- [Task to complete] Skip the pictures and repeat each line of the data exactly.
┌─ Material to process
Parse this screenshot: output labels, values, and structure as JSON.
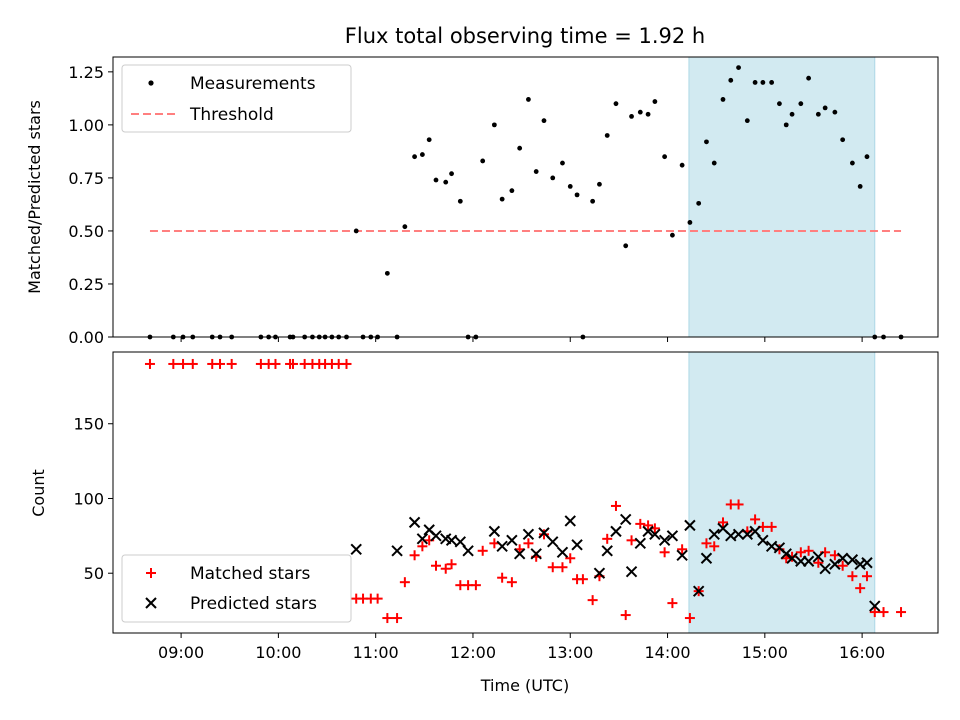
{
  "chart_data": [
    {
      "type": "scatter",
      "title": "Flux total observing time = 1.92 h",
      "ylabel": "Matched/Predicted stars",
      "ylim": [
        0,
        1.32
      ],
      "yticks": [
        0.0,
        0.25,
        0.5,
        0.75,
        1.0,
        1.25
      ],
      "ytick_labels": [
        "0.00",
        "0.25",
        "0.50",
        "0.75",
        "1.00",
        "1.25"
      ],
      "shade": {
        "x_start_hour": 14.22,
        "x_end_hour": 16.13,
        "color": "#add8e6"
      },
      "legend": {
        "position": "upper-left",
        "entries": [
          "Measurements",
          "Threshold"
        ]
      },
      "series": [
        {
          "name": "Measurements",
          "color": "#000000",
          "x_hours": [
            8.68,
            8.92,
            9.02,
            9.12,
            9.32,
            9.4,
            9.52,
            9.82,
            9.9,
            9.97,
            10.12,
            10.15,
            10.27,
            10.35,
            10.42,
            10.48,
            10.55,
            10.62,
            10.7,
            10.8,
            10.87,
            10.95,
            11.02,
            11.12,
            11.22,
            11.3,
            11.4,
            11.48,
            11.55,
            11.62,
            11.72,
            11.78,
            11.87,
            11.95,
            12.03,
            12.1,
            12.22,
            12.3,
            12.4,
            12.48,
            12.57,
            12.65,
            12.73,
            12.82,
            12.92,
            13.0,
            13.07,
            13.13,
            13.23,
            13.3,
            13.38,
            13.47,
            13.57,
            13.63,
            13.72,
            13.8,
            13.87,
            13.97,
            14.05,
            14.15,
            14.23,
            14.32,
            14.4,
            14.48,
            14.57,
            14.65,
            14.73,
            14.82,
            14.9,
            14.98,
            15.07,
            15.15,
            15.22,
            15.28,
            15.37,
            15.45,
            15.55,
            15.62,
            15.72,
            15.8,
            15.9,
            15.98,
            16.05,
            16.13,
            16.22,
            16.4
          ],
          "y": [
            0.0,
            0.0,
            0.0,
            0.0,
            0.0,
            0.0,
            0.0,
            0.0,
            0.0,
            0.0,
            0.0,
            0.0,
            0.0,
            0.0,
            0.0,
            0.0,
            0.0,
            0.0,
            0.0,
            0.5,
            0.0,
            0.0,
            0.0,
            0.3,
            0.0,
            0.52,
            0.85,
            0.86,
            0.93,
            0.74,
            0.73,
            0.77,
            0.64,
            0.0,
            0.0,
            0.83,
            1.0,
            0.65,
            0.69,
            0.89,
            1.12,
            0.78,
            1.02,
            0.75,
            0.82,
            0.71,
            0.67,
            0.0,
            0.64,
            0.72,
            0.95,
            1.1,
            0.43,
            1.04,
            1.06,
            1.05,
            1.11,
            0.85,
            0.48,
            0.81,
            0.54,
            0.63,
            0.92,
            0.82,
            1.12,
            1.21,
            1.27,
            1.02,
            1.2,
            1.2,
            1.2,
            1.1,
            1.0,
            1.05,
            1.1,
            1.22,
            1.05,
            1.08,
            1.06,
            0.93,
            0.82,
            0.71,
            0.85,
            0.0,
            0.0,
            0.0
          ]
        },
        {
          "name": "Threshold",
          "color": "#ff7f7f",
          "style": "dashed",
          "x_hours": [
            8.68,
            16.4
          ],
          "y": [
            0.5,
            0.5
          ]
        }
      ]
    },
    {
      "type": "scatter",
      "xlabel": "Time (UTC)",
      "ylabel": "Count",
      "xlim_hours": [
        8.3,
        16.78
      ],
      "ylim": [
        10,
        198
      ],
      "xticks_hours": [
        9,
        10,
        11,
        12,
        13,
        14,
        15,
        16
      ],
      "xtick_labels": [
        "09:00",
        "10:00",
        "11:00",
        "12:00",
        "13:00",
        "14:00",
        "15:00",
        "16:00"
      ],
      "yticks": [
        50,
        100,
        150
      ],
      "ytick_labels": [
        "50",
        "100",
        "150"
      ],
      "shade": {
        "x_start_hour": 14.22,
        "x_end_hour": 16.13,
        "color": "#add8e6"
      },
      "legend": {
        "position": "lower-left",
        "entries": [
          "Matched stars",
          "Predicted stars"
        ]
      },
      "series": [
        {
          "name": "Matched stars",
          "marker": "+",
          "color": "#ff0000",
          "x_hours": [
            8.68,
            8.92,
            9.02,
            9.12,
            9.32,
            9.4,
            9.52,
            9.82,
            9.9,
            9.97,
            10.12,
            10.15,
            10.27,
            10.35,
            10.42,
            10.48,
            10.55,
            10.62,
            10.7,
            10.8,
            10.87,
            10.95,
            11.02,
            11.12,
            11.22,
            11.3,
            11.4,
            11.48,
            11.55,
            11.62,
            11.72,
            11.78,
            11.87,
            11.95,
            12.03,
            12.1,
            12.22,
            12.3,
            12.4,
            12.48,
            12.57,
            12.65,
            12.73,
            12.82,
            12.92,
            13.0,
            13.07,
            13.13,
            13.23,
            13.3,
            13.38,
            13.47,
            13.57,
            13.63,
            13.72,
            13.8,
            13.87,
            13.97,
            14.05,
            14.15,
            14.23,
            14.32,
            14.4,
            14.48,
            14.57,
            14.65,
            14.73,
            14.82,
            14.9,
            14.98,
            15.07,
            15.15,
            15.22,
            15.28,
            15.37,
            15.45,
            15.55,
            15.62,
            15.72,
            15.8,
            15.9,
            15.98,
            16.05,
            16.13,
            16.22,
            16.4
          ],
          "y": [
            190,
            190,
            190,
            190,
            190,
            190,
            190,
            190,
            190,
            190,
            190,
            190,
            190,
            190,
            190,
            190,
            190,
            190,
            190,
            33,
            33,
            33,
            33,
            20,
            20,
            44,
            62,
            68,
            72,
            55,
            53,
            56,
            42,
            42,
            42,
            65,
            70,
            47,
            44,
            66,
            70,
            61,
            76,
            54,
            54,
            60,
            46,
            46,
            32,
            48,
            73,
            95,
            22,
            72,
            83,
            82,
            80,
            64,
            30,
            66,
            20,
            38,
            70,
            68,
            84,
            96,
            96,
            78,
            86,
            81,
            81,
            66,
            60,
            61,
            64,
            65,
            57,
            64,
            62,
            55,
            48,
            40,
            48,
            24,
            24,
            24
          ]
        },
        {
          "name": "Predicted stars",
          "marker": "x",
          "color": "#000000",
          "x_hours": [
            10.8,
            11.22,
            11.4,
            11.48,
            11.55,
            11.62,
            11.72,
            11.78,
            11.87,
            11.95,
            12.22,
            12.3,
            12.4,
            12.48,
            12.57,
            12.65,
            12.73,
            12.82,
            12.92,
            13.0,
            13.07,
            13.3,
            13.38,
            13.47,
            13.57,
            13.63,
            13.72,
            13.8,
            13.87,
            13.97,
            14.05,
            14.15,
            14.23,
            14.32,
            14.4,
            14.48,
            14.57,
            14.65,
            14.73,
            14.82,
            14.9,
            14.98,
            15.07,
            15.15,
            15.22,
            15.28,
            15.37,
            15.45,
            15.55,
            15.62,
            15.72,
            15.8,
            15.9,
            15.98,
            16.05,
            16.13
          ],
          "y": [
            66,
            65,
            84,
            73,
            79,
            75,
            73,
            72,
            71,
            65,
            78,
            68,
            72,
            63,
            76,
            63,
            77,
            71,
            64,
            85,
            69,
            50,
            65,
            78,
            86,
            51,
            70,
            78,
            76,
            72,
            75,
            62,
            82,
            38,
            60,
            76,
            80,
            75,
            76,
            76,
            78,
            72,
            68,
            67,
            63,
            60,
            58,
            58,
            61,
            53,
            56,
            60,
            59,
            56,
            57,
            28
          ]
        }
      ]
    }
  ]
}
└─
- [Answer to the problem]
Parse this screenshot: output labels, values, and structure as JSON.
{
  "chart_data": [
    {
      "type": "scatter",
      "title": "Flux total observing time = 1.92 h",
      "ylabel": "Matched/Predicted stars",
      "ylim": [
        0,
        1.32
      ],
      "yticks": [
        0.0,
        0.25,
        0.5,
        0.75,
        1.0,
        1.25
      ],
      "ytick_labels": [
        "0.00",
        "0.25",
        "0.50",
        "0.75",
        "1.00",
        "1.25"
      ],
      "shade": {
        "x_start_hour": 14.22,
        "x_end_hour": 16.13,
        "color": "#add8e6"
      },
      "legend": {
        "position": "upper-left",
        "entries": [
          "Measurements",
          "Threshold"
        ]
      },
      "series": [
        {
          "name": "Measurements",
          "color": "#000000",
          "x_hours": [
            8.68,
            8.92,
            9.02,
            9.12,
            9.32,
            9.4,
            9.52,
            9.82,
            9.9,
            9.97,
            10.12,
            10.15,
            10.27,
            10.35,
            10.42,
            10.48,
            10.55,
            10.62,
            10.7,
            10.8,
            10.87,
            10.95,
            11.02,
            11.12,
            11.22,
            11.3,
            11.4,
            11.48,
            11.55,
            11.62,
            11.72,
            11.78,
            11.87,
            11.95,
            12.03,
            12.1,
            12.22,
            12.3,
            12.4,
            12.48,
            12.57,
            12.65,
            12.73,
            12.82,
            12.92,
            13.0,
            13.07,
            13.13,
            13.23,
            13.3,
            13.38,
            13.47,
            13.57,
            13.63,
            13.72,
            13.8,
            13.87,
            13.97,
            14.05,
            14.15,
            14.23,
            14.32,
            14.4,
            14.48,
            14.57,
            14.65,
            14.73,
            14.82,
            14.9,
            14.98,
            15.07,
            15.15,
            15.22,
            15.28,
            15.37,
            15.45,
            15.55,
            15.62,
            15.72,
            15.8,
            15.9,
            15.98,
            16.05,
            16.13,
            16.22,
            16.4
          ],
          "y": [
            0.0,
            0.0,
            0.0,
            0.0,
            0.0,
            0.0,
            0.0,
            0.0,
            0.0,
            0.0,
            0.0,
            0.0,
            0.0,
            0.0,
            0.0,
            0.0,
            0.0,
            0.0,
            0.0,
            0.5,
            0.0,
            0.0,
            0.0,
            0.3,
            0.0,
            0.52,
            0.85,
            0.86,
            0.93,
            0.74,
            0.73,
            0.77,
            0.64,
            0.0,
            0.0,
            0.83,
            1.0,
            0.65,
            0.69,
            0.89,
            1.12,
            0.78,
            1.02,
            0.75,
            0.82,
            0.71,
            0.67,
            0.0,
            0.64,
            0.72,
            0.95,
            1.1,
            0.43,
            1.04,
            1.06,
            1.05,
            1.11,
            0.85,
            0.48,
            0.81,
            0.54,
            0.63,
            0.92,
            0.82,
            1.12,
            1.21,
            1.27,
            1.02,
            1.2,
            1.2,
            1.2,
            1.1,
            1.0,
            1.05,
            1.1,
            1.22,
            1.05,
            1.08,
            1.06,
            0.93,
            0.82,
            0.71,
            0.85,
            0.0,
            0.0,
            0.0
          ]
        },
        {
          "name": "Threshold",
          "color": "#ff7f7f",
          "style": "dashed",
          "x_hours": [
            8.68,
            16.4
          ],
          "y": [
            0.5,
            0.5
          ]
        }
      ]
    },
    {
      "type": "scatter",
      "xlabel": "Time (UTC)",
      "ylabel": "Count",
      "xlim_hours": [
        8.3,
        16.78
      ],
      "ylim": [
        10,
        198
      ],
      "xticks_hours": [
        9,
        10,
        11,
        12,
        13,
        14,
        15,
        16
      ],
      "xtick_labels": [
        "09:00",
        "10:00",
        "11:00",
        "12:00",
        "13:00",
        "14:00",
        "15:00",
        "16:00"
      ],
      "yticks": [
        50,
        100,
        150
      ],
      "ytick_labels": [
        "50",
        "100",
        "150"
      ],
      "shade": {
        "x_start_hour": 14.22,
        "x_end_hour": 16.13,
        "color": "#add8e6"
      },
      "legend": {
        "position": "lower-left",
        "entries": [
          "Matched stars",
          "Predicted stars"
        ]
      },
      "series": [
        {
          "name": "Matched stars",
          "marker": "+",
          "color": "#ff0000",
          "x_hours": [
            8.68,
            8.92,
            9.02,
            9.12,
            9.32,
            9.4,
            9.52,
            9.82,
            9.9,
            9.97,
            10.12,
            10.15,
            10.27,
            10.35,
            10.42,
            10.48,
            10.55,
            10.62,
            10.7,
            10.8,
            10.87,
            10.95,
            11.02,
            11.12,
            11.22,
            11.3,
            11.4,
            11.48,
            11.55,
            11.62,
            11.72,
            11.78,
            11.87,
            11.95,
            12.03,
            12.1,
            12.22,
            12.3,
            12.4,
            12.48,
            12.57,
            12.65,
            12.73,
            12.82,
            12.92,
            13.0,
            13.07,
            13.13,
            13.23,
            13.3,
            13.38,
            13.47,
            13.57,
            13.63,
            13.72,
            13.8,
            13.87,
            13.97,
            14.05,
            14.15,
            14.23,
            14.32,
            14.4,
            14.48,
            14.57,
            14.65,
            14.73,
            14.82,
            14.9,
            14.98,
            15.07,
            15.15,
            15.22,
            15.28,
            15.37,
            15.45,
            15.55,
            15.62,
            15.72,
            15.8,
            15.9,
            15.98,
            16.05,
            16.13,
            16.22,
            16.4
          ],
          "y": [
            190,
            190,
            190,
            190,
            190,
            190,
            190,
            190,
            190,
            190,
            190,
            190,
            190,
            190,
            190,
            190,
            190,
            190,
            190,
            33,
            33,
            33,
            33,
            20,
            20,
            44,
            62,
            68,
            72,
            55,
            53,
            56,
            42,
            42,
            42,
            65,
            70,
            47,
            44,
            66,
            70,
            61,
            76,
            54,
            54,
            60,
            46,
            46,
            32,
            48,
            73,
            95,
            22,
            72,
            83,
            82,
            80,
            64,
            30,
            66,
            20,
            38,
            70,
            68,
            84,
            96,
            96,
            78,
            86,
            81,
            81,
            66,
            60,
            61,
            64,
            65,
            57,
            64,
            62,
            55,
            48,
            40,
            48,
            24,
            24,
            24
          ]
        },
        {
          "name": "Predicted stars",
          "marker": "x",
          "color": "#000000",
          "x_hours": [
            10.8,
            11.22,
            11.4,
            11.48,
            11.55,
            11.62,
            11.72,
            11.78,
            11.87,
            11.95,
            12.22,
            12.3,
            12.4,
            12.48,
            12.57,
            12.65,
            12.73,
            12.82,
            12.92,
            13.0,
            13.07,
            13.3,
            13.38,
            13.47,
            13.57,
            13.63,
            13.72,
            13.8,
            13.87,
            13.97,
            14.05,
            14.15,
            14.23,
            14.32,
            14.4,
            14.48,
            14.57,
            14.65,
            14.73,
            14.82,
            14.9,
            14.98,
            15.07,
            15.15,
            15.22,
            15.28,
            15.37,
            15.45,
            15.55,
            15.62,
            15.72,
            15.8,
            15.9,
            15.98,
            16.05,
            16.13
          ],
          "y": [
            66,
            65,
            84,
            73,
            79,
            75,
            73,
            72,
            71,
            65,
            78,
            68,
            72,
            63,
            76,
            63,
            77,
            71,
            64,
            85,
            69,
            50,
            65,
            78,
            86,
            51,
            70,
            78,
            76,
            72,
            75,
            62,
            82,
            38,
            60,
            76,
            80,
            75,
            76,
            76,
            78,
            72,
            68,
            67,
            63,
            60,
            58,
            58,
            61,
            53,
            56,
            60,
            59,
            56,
            57,
            28
          ]
        }
      ]
    }
  ]
}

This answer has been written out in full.